++++ TEXT EXCERPT
Throughout the Western world, the Christmas season is a time for charities to draw attention to the plight of the poor and hungry - and so they did in the United States. That Second Harvest, the biggest food charity in the US, should have released its findings now, rather than a month ago, however, suggests that concern, rather than fund-raising, is its prime motive.

Its preliminary findings have surprised charity workers. According to Second Harvest, which co-ordinates the distribution of more than $1bn of donated food annually, demand rose last year by 14 per cent on average, and by up to 50 per cent in some places. Donations fell. "People come to us because their cupboards are bare," said Sister Christine Vladimiroff, a Benedictine nun who runs the Chicago-based charity. "We don't want to have to say, 'Well, ours is, too'."

A survey of 29 cities for the US Conference of Mayors reported last month that requests for emergency food had risen by an average of 16 per cent in the year to June 1997, the largest increase registered for five years. It found that almost 20 per cent of applicants were turned away, and that in half the cities surveyed, food donations fell short of what was needed.

Similar reports have come in from cities all over the US. The New York City council is considering a $2m (pounds 1.2m) increase in its subsidy to city food banks, to cover the rise in demand and fall in donations. From Massachusetts, the Salvation Army reported a 62 per cent increase in demand for its services. Some 14 per cent of the population of the state, one of the richest in the US, were recorded as visiting food pantries, soup kitchens and shelters.
++++++++
++++ TASK MATERIAL
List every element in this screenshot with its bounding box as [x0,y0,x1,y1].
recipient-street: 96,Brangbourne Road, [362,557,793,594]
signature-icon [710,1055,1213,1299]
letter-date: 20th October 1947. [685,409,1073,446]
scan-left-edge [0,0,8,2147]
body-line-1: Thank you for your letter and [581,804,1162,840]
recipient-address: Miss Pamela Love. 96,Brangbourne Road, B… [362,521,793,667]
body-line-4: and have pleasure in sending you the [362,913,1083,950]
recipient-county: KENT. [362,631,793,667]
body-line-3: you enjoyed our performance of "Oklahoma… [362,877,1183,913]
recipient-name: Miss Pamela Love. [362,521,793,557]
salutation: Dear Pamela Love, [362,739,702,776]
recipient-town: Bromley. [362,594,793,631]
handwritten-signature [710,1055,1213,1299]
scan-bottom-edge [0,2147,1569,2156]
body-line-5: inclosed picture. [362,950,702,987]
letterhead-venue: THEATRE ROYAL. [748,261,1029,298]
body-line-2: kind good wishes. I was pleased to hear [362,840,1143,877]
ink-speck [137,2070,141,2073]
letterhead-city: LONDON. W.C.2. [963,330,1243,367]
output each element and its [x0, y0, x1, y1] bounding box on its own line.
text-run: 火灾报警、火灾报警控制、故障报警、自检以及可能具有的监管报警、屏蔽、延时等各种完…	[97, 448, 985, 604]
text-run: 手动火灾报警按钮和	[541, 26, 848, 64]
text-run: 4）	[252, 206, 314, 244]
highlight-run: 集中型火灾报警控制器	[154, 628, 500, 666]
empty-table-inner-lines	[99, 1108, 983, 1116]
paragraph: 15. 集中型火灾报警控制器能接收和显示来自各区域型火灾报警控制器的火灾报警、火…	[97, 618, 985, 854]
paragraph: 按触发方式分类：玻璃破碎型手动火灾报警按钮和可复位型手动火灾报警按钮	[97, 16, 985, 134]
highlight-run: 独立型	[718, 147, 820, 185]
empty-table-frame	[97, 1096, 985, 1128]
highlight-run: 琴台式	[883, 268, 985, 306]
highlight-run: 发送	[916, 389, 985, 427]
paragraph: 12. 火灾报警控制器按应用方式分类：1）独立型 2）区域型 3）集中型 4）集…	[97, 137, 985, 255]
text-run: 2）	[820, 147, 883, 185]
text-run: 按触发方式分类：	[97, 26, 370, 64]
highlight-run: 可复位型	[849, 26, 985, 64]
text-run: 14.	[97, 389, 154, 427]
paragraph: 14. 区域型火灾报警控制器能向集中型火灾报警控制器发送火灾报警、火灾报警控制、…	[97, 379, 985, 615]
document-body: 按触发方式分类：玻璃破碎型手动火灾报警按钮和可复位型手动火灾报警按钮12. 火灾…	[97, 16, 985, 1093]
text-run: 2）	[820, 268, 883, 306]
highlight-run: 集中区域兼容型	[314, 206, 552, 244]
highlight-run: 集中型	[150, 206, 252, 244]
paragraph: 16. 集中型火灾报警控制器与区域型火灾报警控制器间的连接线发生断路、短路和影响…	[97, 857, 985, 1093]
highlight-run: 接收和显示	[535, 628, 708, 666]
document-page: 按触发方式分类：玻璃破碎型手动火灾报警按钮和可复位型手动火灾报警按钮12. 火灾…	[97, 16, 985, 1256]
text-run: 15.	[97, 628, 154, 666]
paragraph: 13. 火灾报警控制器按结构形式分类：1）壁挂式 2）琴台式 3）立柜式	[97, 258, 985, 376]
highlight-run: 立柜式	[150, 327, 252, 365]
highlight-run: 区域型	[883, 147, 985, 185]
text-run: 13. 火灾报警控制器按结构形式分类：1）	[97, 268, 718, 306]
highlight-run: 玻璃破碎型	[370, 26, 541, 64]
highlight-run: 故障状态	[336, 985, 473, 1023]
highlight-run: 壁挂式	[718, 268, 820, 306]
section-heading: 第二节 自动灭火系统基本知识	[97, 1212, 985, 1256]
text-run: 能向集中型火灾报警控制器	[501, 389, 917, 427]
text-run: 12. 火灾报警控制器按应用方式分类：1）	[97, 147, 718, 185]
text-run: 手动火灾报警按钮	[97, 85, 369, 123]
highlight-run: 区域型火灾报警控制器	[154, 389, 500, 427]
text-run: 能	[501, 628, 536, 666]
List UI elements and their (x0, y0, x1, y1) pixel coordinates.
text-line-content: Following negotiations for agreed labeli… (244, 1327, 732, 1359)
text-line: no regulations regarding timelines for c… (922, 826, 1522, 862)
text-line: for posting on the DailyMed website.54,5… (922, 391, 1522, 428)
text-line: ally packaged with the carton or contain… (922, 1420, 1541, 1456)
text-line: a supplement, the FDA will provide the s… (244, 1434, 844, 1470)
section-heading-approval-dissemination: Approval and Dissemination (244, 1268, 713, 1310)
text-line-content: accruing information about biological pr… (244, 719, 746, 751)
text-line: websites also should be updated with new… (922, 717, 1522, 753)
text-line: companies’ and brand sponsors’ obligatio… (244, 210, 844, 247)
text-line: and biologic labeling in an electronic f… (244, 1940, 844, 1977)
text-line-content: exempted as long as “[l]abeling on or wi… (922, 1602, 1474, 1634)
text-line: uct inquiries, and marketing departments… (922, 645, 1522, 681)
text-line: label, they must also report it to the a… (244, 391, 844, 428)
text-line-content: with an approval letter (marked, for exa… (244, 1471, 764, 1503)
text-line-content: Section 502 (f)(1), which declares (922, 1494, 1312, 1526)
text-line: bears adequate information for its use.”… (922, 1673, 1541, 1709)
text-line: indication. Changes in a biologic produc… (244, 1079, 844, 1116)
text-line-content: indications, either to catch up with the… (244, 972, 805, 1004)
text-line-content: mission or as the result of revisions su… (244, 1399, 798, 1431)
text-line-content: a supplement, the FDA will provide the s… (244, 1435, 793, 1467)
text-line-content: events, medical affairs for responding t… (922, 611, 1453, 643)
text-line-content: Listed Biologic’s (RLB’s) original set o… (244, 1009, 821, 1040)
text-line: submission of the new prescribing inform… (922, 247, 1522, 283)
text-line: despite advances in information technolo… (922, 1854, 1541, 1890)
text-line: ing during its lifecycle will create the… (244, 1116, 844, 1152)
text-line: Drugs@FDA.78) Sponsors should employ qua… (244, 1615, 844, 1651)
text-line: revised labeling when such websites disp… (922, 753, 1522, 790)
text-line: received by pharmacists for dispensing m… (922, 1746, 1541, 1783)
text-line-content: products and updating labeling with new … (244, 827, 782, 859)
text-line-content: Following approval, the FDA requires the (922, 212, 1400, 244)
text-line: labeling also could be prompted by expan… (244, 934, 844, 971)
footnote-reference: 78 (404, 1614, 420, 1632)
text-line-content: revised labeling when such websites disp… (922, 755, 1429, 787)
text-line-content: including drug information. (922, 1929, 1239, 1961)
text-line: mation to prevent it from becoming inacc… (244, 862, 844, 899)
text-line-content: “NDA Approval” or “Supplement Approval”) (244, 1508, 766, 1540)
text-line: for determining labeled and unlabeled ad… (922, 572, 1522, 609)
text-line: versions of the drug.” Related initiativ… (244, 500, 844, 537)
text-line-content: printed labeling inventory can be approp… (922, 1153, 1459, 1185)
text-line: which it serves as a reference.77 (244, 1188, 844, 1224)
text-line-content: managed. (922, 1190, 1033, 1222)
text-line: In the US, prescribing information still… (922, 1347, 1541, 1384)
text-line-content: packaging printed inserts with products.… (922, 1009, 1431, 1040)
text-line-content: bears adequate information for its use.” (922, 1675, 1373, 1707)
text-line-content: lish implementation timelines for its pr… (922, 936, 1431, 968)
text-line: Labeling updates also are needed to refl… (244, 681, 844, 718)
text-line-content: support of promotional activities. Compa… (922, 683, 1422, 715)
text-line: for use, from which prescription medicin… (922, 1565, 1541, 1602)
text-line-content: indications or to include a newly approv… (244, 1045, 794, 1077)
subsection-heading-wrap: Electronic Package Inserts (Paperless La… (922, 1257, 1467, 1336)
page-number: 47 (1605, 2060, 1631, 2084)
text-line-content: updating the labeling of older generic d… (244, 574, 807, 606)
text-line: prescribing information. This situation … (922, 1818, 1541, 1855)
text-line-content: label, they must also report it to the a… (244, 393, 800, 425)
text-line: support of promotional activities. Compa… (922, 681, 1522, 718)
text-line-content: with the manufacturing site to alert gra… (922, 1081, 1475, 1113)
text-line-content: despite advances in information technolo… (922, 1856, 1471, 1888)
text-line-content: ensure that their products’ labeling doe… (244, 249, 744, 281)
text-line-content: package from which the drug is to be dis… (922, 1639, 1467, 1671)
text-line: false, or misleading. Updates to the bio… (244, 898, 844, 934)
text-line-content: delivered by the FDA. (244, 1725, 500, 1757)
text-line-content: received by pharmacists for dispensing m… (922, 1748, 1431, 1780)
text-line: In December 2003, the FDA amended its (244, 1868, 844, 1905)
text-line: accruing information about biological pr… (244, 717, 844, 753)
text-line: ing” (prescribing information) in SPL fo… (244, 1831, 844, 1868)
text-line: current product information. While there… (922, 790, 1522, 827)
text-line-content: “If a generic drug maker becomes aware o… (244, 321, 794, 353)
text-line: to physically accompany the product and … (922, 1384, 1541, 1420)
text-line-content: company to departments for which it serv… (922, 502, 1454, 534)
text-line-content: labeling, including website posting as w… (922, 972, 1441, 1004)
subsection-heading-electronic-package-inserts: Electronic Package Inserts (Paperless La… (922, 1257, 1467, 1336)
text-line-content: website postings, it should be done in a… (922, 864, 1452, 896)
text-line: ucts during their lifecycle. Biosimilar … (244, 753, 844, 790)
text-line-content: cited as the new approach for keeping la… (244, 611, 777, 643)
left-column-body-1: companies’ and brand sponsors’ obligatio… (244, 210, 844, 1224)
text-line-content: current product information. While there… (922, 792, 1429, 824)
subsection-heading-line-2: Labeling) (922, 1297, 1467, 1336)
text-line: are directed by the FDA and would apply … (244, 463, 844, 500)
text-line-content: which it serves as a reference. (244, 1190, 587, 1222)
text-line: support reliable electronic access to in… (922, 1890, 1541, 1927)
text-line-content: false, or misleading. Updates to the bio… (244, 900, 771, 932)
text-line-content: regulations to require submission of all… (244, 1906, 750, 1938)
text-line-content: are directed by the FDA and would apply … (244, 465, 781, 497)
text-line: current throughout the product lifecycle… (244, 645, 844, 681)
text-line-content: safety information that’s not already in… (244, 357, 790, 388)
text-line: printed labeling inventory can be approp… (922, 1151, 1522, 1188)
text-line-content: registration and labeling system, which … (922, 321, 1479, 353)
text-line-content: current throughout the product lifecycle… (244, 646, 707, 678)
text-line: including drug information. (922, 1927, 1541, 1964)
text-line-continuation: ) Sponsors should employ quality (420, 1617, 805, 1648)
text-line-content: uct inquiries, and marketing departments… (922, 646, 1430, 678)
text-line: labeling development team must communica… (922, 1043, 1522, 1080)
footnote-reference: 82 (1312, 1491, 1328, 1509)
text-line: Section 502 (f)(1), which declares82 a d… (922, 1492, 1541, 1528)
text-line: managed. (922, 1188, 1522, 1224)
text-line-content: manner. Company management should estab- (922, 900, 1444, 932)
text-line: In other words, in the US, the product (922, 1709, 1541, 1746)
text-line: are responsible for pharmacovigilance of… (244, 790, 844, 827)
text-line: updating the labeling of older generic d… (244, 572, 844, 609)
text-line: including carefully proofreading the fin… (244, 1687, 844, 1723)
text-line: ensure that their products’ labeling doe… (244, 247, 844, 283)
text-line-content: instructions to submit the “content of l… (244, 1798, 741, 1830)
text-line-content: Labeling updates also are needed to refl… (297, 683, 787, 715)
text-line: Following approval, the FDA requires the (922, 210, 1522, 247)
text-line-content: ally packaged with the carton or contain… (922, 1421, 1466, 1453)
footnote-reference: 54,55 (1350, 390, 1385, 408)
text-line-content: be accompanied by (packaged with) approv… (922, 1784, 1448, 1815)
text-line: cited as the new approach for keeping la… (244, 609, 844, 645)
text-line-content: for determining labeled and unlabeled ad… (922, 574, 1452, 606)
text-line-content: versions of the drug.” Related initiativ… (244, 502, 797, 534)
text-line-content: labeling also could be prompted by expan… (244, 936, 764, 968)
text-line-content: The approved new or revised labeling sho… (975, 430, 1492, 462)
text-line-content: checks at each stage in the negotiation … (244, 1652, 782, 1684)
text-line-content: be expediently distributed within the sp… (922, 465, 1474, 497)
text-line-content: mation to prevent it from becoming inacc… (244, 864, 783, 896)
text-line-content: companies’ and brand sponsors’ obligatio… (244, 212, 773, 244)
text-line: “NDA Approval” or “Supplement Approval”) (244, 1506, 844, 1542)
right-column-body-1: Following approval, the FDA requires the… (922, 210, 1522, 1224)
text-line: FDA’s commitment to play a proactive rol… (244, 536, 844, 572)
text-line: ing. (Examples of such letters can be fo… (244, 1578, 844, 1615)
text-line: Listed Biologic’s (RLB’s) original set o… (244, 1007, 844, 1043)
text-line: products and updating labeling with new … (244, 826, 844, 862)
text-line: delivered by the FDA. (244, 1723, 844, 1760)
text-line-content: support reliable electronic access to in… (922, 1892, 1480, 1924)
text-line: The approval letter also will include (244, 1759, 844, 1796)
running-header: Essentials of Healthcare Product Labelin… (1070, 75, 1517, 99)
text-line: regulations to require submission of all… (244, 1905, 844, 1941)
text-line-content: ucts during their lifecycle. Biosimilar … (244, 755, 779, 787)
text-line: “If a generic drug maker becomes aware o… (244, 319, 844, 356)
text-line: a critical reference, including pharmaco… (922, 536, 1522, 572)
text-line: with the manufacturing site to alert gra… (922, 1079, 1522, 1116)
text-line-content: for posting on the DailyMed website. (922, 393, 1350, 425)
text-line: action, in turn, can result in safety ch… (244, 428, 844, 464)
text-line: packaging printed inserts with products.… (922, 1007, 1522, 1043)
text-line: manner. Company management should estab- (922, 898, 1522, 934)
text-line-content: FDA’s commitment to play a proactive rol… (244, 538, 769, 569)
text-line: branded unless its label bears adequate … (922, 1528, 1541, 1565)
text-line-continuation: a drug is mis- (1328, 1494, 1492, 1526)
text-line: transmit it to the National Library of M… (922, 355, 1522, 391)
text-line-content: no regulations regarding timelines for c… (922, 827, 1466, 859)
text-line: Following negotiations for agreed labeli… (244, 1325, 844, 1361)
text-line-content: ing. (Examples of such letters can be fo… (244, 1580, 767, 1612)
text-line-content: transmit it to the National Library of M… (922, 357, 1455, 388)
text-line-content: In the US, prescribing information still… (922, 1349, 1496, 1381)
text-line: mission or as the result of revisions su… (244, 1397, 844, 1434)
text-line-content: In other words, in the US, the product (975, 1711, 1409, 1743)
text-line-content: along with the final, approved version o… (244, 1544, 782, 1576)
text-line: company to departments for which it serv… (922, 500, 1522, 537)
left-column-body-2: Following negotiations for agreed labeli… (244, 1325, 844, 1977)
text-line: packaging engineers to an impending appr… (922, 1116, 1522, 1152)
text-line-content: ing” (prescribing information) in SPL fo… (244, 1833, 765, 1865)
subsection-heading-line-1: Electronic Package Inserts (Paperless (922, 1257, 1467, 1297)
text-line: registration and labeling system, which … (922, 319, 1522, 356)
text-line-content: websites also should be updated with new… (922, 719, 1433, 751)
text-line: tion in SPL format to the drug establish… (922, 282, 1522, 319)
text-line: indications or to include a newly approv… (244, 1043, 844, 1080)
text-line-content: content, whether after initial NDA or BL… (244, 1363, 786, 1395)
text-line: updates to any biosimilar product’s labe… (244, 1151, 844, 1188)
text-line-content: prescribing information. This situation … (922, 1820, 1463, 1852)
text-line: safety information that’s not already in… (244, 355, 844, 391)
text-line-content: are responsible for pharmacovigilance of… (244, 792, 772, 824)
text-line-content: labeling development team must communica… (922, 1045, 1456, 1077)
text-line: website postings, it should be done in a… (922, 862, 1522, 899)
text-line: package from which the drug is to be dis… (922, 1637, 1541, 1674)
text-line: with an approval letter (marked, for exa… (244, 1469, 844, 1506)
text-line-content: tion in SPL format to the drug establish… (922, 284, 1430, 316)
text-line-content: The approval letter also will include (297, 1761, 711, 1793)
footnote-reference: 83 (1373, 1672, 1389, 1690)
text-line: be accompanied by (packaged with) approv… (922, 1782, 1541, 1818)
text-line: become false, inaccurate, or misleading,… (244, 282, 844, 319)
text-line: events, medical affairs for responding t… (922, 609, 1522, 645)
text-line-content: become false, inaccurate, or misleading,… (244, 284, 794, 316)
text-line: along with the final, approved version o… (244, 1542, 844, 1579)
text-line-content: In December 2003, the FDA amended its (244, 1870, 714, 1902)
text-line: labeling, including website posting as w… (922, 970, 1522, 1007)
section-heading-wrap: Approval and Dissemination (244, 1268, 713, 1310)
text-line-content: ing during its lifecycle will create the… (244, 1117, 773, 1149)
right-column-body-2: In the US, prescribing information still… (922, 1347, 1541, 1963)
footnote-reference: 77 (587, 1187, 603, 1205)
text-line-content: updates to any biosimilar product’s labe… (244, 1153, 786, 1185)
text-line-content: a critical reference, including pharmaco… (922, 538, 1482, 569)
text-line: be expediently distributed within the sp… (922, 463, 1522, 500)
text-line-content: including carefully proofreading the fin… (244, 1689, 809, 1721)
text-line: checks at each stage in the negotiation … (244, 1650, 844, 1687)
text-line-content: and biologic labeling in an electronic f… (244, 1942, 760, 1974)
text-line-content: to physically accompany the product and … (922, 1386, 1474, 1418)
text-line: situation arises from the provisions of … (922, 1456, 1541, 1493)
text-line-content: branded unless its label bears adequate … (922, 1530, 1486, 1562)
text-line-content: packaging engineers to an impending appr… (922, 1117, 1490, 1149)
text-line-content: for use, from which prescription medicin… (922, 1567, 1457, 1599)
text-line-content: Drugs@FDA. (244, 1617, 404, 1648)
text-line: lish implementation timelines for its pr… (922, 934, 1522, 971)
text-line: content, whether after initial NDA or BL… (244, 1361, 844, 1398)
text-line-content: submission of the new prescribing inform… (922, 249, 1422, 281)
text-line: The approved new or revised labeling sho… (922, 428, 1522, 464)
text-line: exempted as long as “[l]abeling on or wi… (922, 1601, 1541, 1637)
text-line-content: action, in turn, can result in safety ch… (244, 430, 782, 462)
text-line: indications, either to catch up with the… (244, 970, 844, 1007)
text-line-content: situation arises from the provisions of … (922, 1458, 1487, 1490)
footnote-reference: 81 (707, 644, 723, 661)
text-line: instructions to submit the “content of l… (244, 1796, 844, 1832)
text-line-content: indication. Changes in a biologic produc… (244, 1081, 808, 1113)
++++++++
SET TASK 1:
Name every organization mentioned in the food charity excerpt.
SET TASK 2:
Reproduce the listing from its first line through the line containing "recipient-name: Miss Pamela", including both of those lines.
The food charity excerpt and the listing come from unrelated sources.

EXERCISE OUTPUT 1:
Second Harvest
US Conference of Mayors
New York City council
Salvation Army

EXERCISE OUTPUT 2:
List every element in this screenshot with its bounding box as [x0,y0,x1,y1].
recipient-street: 96,Brangbourne Road, [362,557,793,594]
signature-icon [710,1055,1213,1299]
letter-date: 20th October 1947. [685,409,1073,446]
scan-left-edge [0,0,8,2147]
body-line-1: Thank you for your letter and [581,804,1162,840]
recipient-address: Miss Pamela Love. 96,Brangbourne Road, B… [362,521,793,667]
body-line-4: and have pleasure in sending you the [362,913,1083,950]
recipient-county: KENT. [362,631,793,667]
body-line-3: you enjoyed our performance of "Oklahoma… [362,877,1183,913]
recipient-name: Miss Pamela Love. [362,521,793,557]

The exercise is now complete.